──────── Data extract ────────
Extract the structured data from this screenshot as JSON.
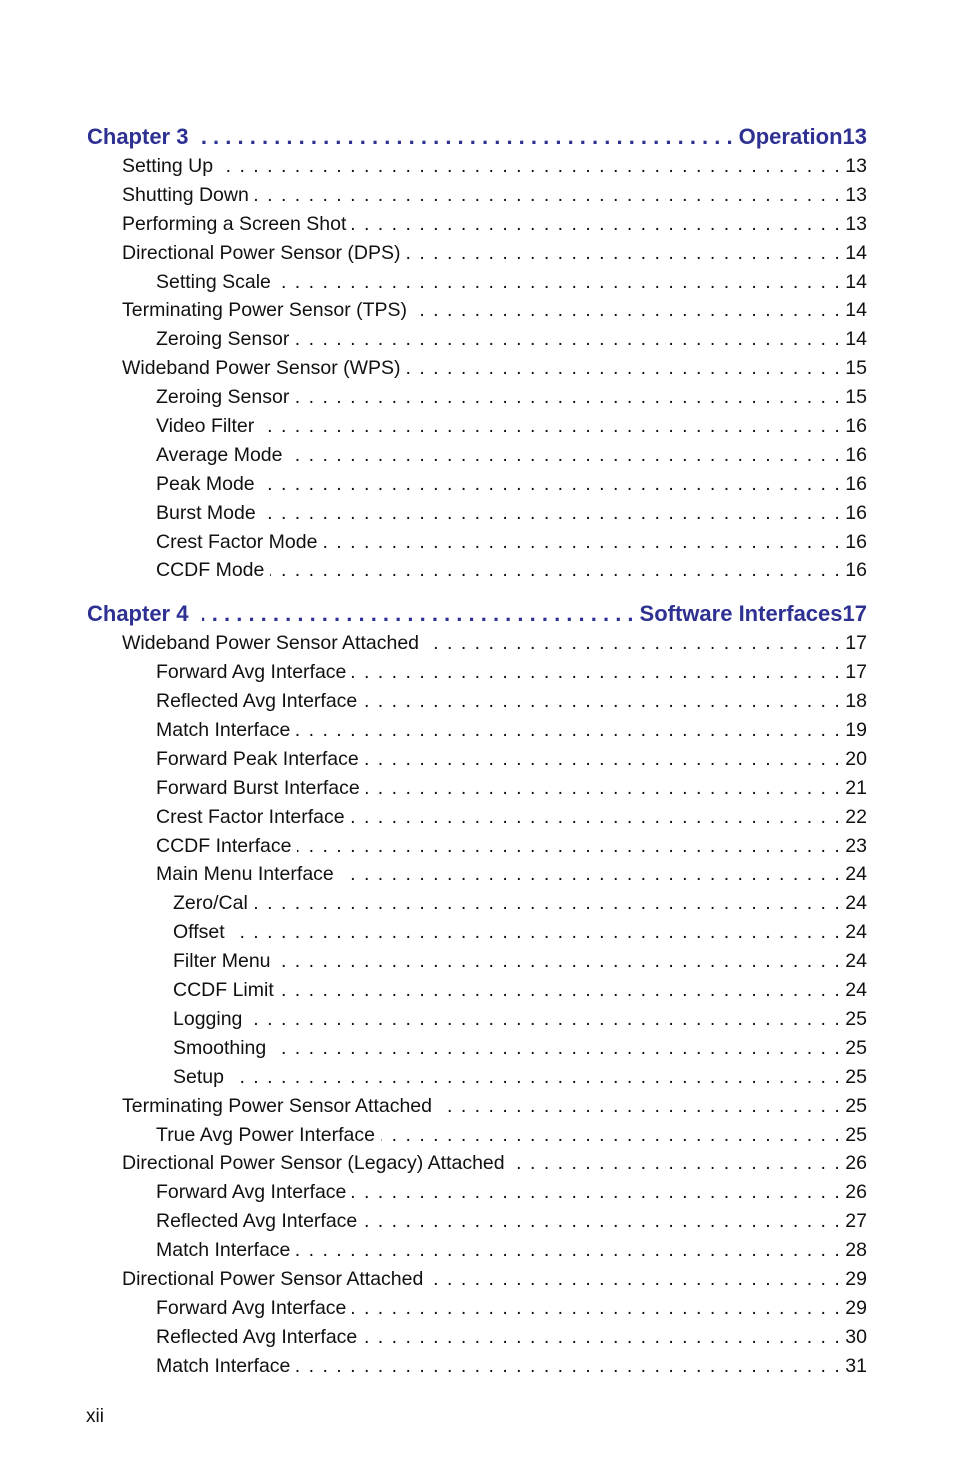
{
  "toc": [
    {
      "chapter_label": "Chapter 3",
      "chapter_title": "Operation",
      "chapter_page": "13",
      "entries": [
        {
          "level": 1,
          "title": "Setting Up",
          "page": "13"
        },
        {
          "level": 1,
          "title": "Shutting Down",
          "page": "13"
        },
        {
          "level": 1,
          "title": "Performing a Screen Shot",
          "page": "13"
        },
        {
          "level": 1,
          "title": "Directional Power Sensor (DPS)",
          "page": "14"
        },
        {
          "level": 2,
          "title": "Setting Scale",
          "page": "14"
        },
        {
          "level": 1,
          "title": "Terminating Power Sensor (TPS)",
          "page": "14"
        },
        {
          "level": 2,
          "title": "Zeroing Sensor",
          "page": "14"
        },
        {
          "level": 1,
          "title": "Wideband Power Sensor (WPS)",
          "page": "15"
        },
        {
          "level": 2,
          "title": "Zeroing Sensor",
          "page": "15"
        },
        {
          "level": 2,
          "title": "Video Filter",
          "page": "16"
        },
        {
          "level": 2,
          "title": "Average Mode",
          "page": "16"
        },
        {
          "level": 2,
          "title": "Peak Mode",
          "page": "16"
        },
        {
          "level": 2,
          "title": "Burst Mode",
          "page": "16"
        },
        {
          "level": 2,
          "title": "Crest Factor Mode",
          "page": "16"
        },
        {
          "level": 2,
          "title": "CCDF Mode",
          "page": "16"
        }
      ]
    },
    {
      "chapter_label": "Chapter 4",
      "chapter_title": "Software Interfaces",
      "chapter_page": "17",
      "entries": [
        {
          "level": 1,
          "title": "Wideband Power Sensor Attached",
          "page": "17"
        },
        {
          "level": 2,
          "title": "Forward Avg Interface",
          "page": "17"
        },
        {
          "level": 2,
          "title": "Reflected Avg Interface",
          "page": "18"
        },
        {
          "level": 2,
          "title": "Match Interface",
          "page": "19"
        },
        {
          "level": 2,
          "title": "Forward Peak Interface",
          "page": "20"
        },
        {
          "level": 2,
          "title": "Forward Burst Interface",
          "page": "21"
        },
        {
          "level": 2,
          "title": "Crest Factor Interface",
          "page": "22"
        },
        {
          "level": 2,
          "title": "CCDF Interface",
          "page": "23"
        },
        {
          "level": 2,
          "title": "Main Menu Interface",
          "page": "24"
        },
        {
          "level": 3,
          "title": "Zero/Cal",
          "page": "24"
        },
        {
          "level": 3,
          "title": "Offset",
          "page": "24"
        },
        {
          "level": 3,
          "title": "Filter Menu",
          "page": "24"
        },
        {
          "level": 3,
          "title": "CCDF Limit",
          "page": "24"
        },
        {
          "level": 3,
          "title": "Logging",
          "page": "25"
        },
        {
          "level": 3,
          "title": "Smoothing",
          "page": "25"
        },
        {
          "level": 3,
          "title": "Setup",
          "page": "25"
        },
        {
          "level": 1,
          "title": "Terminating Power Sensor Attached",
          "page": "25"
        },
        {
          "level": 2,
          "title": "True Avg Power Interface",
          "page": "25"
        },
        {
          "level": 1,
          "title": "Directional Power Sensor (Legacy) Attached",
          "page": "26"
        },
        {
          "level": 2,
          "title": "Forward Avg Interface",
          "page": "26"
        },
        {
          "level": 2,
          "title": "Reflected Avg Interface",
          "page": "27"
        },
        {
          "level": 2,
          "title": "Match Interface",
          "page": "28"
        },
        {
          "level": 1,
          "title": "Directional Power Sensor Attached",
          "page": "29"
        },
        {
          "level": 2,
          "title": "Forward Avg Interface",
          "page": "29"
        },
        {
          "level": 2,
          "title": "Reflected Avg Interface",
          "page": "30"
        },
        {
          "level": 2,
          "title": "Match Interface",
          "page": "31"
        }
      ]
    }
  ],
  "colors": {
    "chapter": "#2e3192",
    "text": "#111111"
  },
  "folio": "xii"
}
────────
Directions for this task> Go through the material and copy out every line with "Directional" in it.

Exercise answer>
          "title": "Directional Power Sensor (DPS)",
          "title": "Directional Power Sensor (Legacy) Attached",
          "title": "Directional Power Sensor Attached",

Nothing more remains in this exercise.